[Extracted data entries]

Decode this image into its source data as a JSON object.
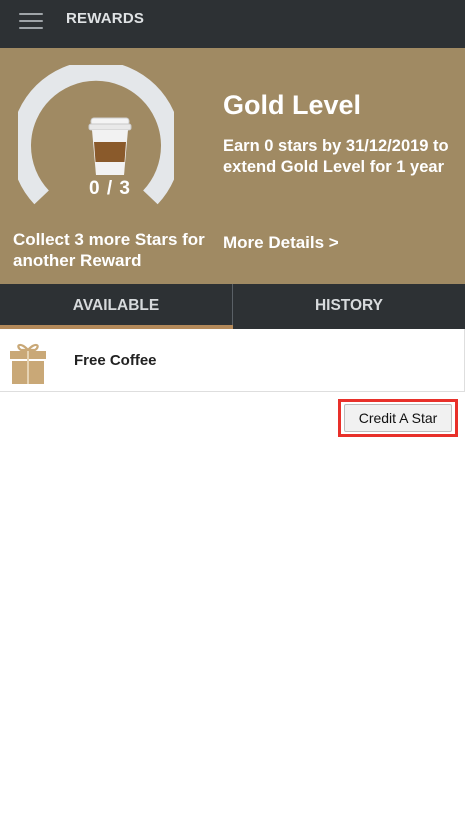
{
  "header": {
    "menu_icon": "hamburger-menu-icon",
    "title": "REWARDS"
  },
  "hero": {
    "progress": {
      "current": 0,
      "total": 3,
      "text": "0 / 3"
    },
    "cup_icon": "coffee-cup-icon",
    "collect_text": "Collect 3 more Stars for another Reward",
    "level_title": "Gold Level",
    "earn_text": "Earn 0 stars by 31/12/2019 to extend Gold Level for 1 year",
    "more_details": "More Details >"
  },
  "tabs": [
    {
      "label": "AVAILABLE",
      "active": true
    },
    {
      "label": "HISTORY",
      "active": false
    }
  ],
  "rewards": [
    {
      "name": "Free Coffee",
      "icon": "gift-box-icon"
    }
  ],
  "actions": {
    "credit_label": "Credit A Star"
  },
  "colors": {
    "topbar": "#2d3134",
    "hero": "#a08a63",
    "gauge_track": "#e4e7ea",
    "tab_underline": "#b3895a",
    "gift": "#c9a877",
    "highlight": "#e8302a"
  }
}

### Stated goal
All records should be output exactly, with the pictures left out.

### Solution to the exercise
Decode this image into its source data as a JSON object.
{
  "header": {
    "menu_icon": "hamburger-menu-icon",
    "title": "REWARDS"
  },
  "hero": {
    "progress": {
      "current": 0,
      "total": 3,
      "text": "0 / 3"
    },
    "cup_icon": "coffee-cup-icon",
    "collect_text": "Collect 3 more Stars for another Reward",
    "level_title": "Gold Level",
    "earn_text": "Earn 0 stars by 31/12/2019 to extend Gold Level for 1 year",
    "more_details": "More Details >"
  },
  "tabs": [
    {
      "label": "AVAILABLE",
      "active": true
    },
    {
      "label": "HISTORY",
      "active": false
    }
  ],
  "rewards": [
    {
      "name": "Free Coffee",
      "icon": "gift-box-icon"
    }
  ],
  "actions": {
    "credit_label": "Credit A Star"
  },
  "colors": {
    "topbar": "#2d3134",
    "hero": "#a08a63",
    "gauge_track": "#e4e7ea",
    "tab_underline": "#b3895a",
    "gift": "#c9a877",
    "highlight": "#e8302a"
  }
}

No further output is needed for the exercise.